---------- RECORDS FOR THE EXERCISE ----------

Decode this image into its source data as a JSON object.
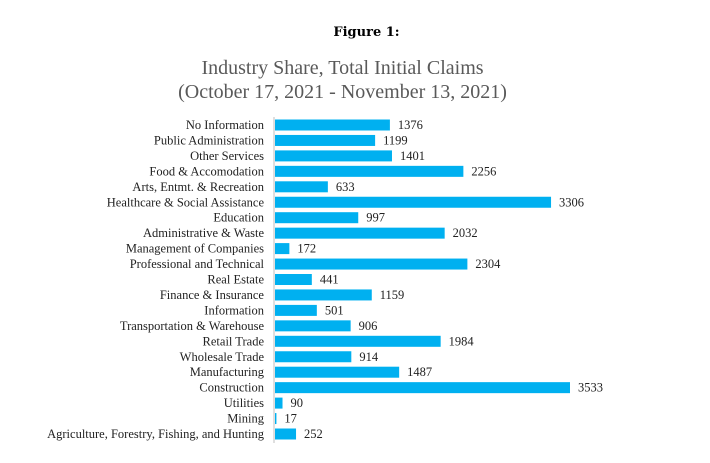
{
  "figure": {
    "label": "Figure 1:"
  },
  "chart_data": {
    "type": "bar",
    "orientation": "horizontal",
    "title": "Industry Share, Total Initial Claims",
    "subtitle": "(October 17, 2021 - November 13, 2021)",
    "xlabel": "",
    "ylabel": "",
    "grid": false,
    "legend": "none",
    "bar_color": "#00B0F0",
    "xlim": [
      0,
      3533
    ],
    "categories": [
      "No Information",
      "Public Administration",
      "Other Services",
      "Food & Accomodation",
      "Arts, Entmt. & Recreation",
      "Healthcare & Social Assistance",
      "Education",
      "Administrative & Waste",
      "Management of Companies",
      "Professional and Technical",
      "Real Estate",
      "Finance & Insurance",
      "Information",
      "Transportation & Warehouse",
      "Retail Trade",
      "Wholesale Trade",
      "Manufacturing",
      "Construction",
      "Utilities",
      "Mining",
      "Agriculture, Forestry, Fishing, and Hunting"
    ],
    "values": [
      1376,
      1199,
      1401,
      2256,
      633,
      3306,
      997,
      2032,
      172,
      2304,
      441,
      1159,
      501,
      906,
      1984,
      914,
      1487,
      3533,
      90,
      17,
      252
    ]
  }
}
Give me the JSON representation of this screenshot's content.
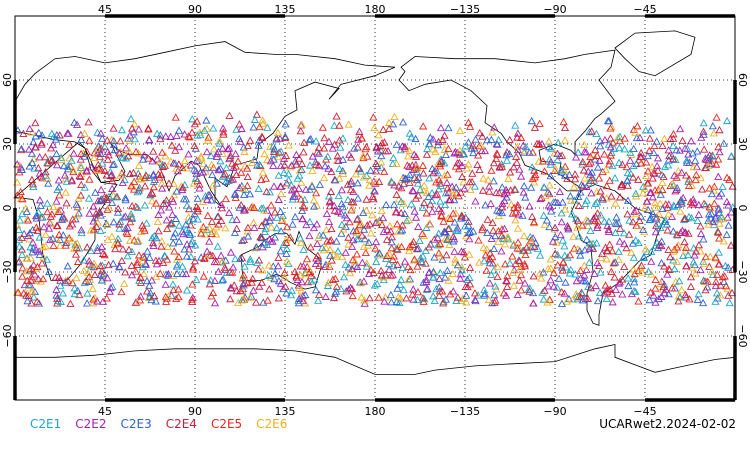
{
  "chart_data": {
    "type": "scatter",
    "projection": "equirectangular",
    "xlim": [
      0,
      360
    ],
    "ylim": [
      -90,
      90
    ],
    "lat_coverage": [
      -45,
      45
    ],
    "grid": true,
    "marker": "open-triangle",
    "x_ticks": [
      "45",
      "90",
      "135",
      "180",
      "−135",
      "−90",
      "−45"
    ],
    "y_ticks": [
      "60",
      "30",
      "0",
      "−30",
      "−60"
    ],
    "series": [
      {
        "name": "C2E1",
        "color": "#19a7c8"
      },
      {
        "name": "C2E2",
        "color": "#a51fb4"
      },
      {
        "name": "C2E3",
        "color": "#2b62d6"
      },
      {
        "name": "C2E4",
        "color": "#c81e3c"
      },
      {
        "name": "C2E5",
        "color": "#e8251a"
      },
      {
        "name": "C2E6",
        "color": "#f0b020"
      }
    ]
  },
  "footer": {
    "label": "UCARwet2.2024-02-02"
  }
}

----------

◆ **PROBLEM TO SOLVE**: Pictures don't belong in the copy. Transcribe every record exactly as it appears.

◆ **COMPLETE ANSWER**:
Decode this image into its source data as a JSON object.
{
  "figure": {
    "label": "Figure 1:"
  },
  "chart_data": {
    "type": "bar",
    "orientation": "horizontal",
    "title": "Industry Share, Total Initial Claims",
    "subtitle": "(October 17, 2021 - November 13, 2021)",
    "xlabel": "",
    "ylabel": "",
    "grid": false,
    "legend": "none",
    "bar_color": "#00B0F0",
    "xlim": [
      0,
      3533
    ],
    "categories": [
      "No Information",
      "Public Administration",
      "Other Services",
      "Food & Accomodation",
      "Arts, Entmt. & Recreation",
      "Healthcare & Social Assistance",
      "Education",
      "Administrative & Waste",
      "Management of Companies",
      "Professional and Technical",
      "Real Estate",
      "Finance & Insurance",
      "Information",
      "Transportation & Warehouse",
      "Retail Trade",
      "Wholesale Trade",
      "Manufacturing",
      "Construction",
      "Utilities",
      "Mining",
      "Agriculture, Forestry, Fishing, and Hunting"
    ],
    "values": [
      1376,
      1199,
      1401,
      2256,
      633,
      3306,
      997,
      2032,
      172,
      2304,
      441,
      1159,
      501,
      906,
      1984,
      914,
      1487,
      3533,
      90,
      17,
      252
    ]
  }
}
Give me the JSON representation of this screenshot's content.
{
  "chart_data": {
    "type": "scatter",
    "projection": "equirectangular",
    "xlim": [
      0,
      360
    ],
    "ylim": [
      -90,
      90
    ],
    "lat_coverage": [
      -45,
      45
    ],
    "grid": true,
    "marker": "open-triangle",
    "x_ticks": [
      "45",
      "90",
      "135",
      "180",
      "−135",
      "−90",
      "−45"
    ],
    "y_ticks": [
      "60",
      "30",
      "0",
      "−30",
      "−60"
    ],
    "series": [
      {
        "name": "C2E1",
        "color": "#19a7c8"
      },
      {
        "name": "C2E2",
        "color": "#a51fb4"
      },
      {
        "name": "C2E3",
        "color": "#2b62d6"
      },
      {
        "name": "C2E4",
        "color": "#c81e3c"
      },
      {
        "name": "C2E5",
        "color": "#e8251a"
      },
      {
        "name": "C2E6",
        "color": "#f0b020"
      }
    ]
  },
  "footer": {
    "label": "UCARwet2.2024-02-02"
  }
}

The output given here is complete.